__WHAT TO DO__
Below are records; reproduce exactly the lines from the one containing "Enumerate this screenshot's" through the end, both included, and only those.

Dataset entries

◆ ◆ ◆ ◆ ◆ ◆ ◆

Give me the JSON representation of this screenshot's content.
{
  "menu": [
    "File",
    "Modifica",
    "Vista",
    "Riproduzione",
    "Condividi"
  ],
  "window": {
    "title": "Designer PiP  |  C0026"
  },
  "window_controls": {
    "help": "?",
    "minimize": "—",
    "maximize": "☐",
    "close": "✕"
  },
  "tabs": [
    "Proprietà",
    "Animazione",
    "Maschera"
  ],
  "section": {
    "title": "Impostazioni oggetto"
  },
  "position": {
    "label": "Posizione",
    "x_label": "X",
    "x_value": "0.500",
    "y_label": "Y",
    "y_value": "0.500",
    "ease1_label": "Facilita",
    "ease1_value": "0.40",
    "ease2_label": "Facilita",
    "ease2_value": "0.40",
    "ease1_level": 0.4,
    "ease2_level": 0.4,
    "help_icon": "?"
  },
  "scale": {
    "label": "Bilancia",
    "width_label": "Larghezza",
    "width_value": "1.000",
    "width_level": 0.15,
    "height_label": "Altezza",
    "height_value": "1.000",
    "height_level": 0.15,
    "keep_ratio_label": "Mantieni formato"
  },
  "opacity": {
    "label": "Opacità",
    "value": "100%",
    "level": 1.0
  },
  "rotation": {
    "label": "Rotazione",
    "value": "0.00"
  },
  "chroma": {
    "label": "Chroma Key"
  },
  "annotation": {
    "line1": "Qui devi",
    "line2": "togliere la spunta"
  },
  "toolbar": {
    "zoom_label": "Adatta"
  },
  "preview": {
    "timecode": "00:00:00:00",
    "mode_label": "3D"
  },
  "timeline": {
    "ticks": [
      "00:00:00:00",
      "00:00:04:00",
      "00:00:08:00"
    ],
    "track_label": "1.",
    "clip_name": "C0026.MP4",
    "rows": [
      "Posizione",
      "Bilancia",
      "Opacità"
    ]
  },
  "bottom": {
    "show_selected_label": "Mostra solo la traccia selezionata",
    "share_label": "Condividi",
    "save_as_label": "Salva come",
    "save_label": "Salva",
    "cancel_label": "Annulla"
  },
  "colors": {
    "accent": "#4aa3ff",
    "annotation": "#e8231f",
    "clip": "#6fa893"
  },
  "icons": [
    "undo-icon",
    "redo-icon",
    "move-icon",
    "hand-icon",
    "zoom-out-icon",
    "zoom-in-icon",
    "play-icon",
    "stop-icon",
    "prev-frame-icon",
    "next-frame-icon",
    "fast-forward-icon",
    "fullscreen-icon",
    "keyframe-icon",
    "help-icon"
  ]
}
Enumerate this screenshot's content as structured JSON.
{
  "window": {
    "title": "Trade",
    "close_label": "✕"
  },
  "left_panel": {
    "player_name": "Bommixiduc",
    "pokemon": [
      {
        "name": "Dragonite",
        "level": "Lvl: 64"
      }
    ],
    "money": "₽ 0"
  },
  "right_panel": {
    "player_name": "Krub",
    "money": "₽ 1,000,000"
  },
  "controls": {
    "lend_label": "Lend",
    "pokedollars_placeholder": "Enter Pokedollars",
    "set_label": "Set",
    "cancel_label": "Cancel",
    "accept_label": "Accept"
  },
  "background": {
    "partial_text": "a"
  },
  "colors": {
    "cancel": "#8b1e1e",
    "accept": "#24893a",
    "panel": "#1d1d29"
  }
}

◆ ◆ ◆ ◆ ◆ ◆ ◆

__SOLUTION FOR THIS PROBLEM__
Enumerate this screenshot's content as structured JSON.
{
  "window": {
    "title": "Trade",
    "close_label": "✕"
  },
  "left_panel": {
    "player_name": "Bommixiduc",
    "pokemon": [
      {
        "name": "Dragonite",
        "level": "Lvl: 64"
      }
    ],
    "money": "₽ 0"
  },
  "right_panel": {
    "player_name": "Krub",
    "money": "₽ 1,000,000"
  },
  "controls": {
    "lend_label": "Lend",
    "pokedollars_placeholder": "Enter Pokedollars",
    "set_label": "Set",
    "cancel_label": "Cancel",
    "accept_label": "Accept"
  },
  "background": {
    "partial_text": "a"
  },
  "colors": {
    "cancel": "#8b1e1e",
    "accept": "#24893a",
    "panel": "#1d1d29"
  }
}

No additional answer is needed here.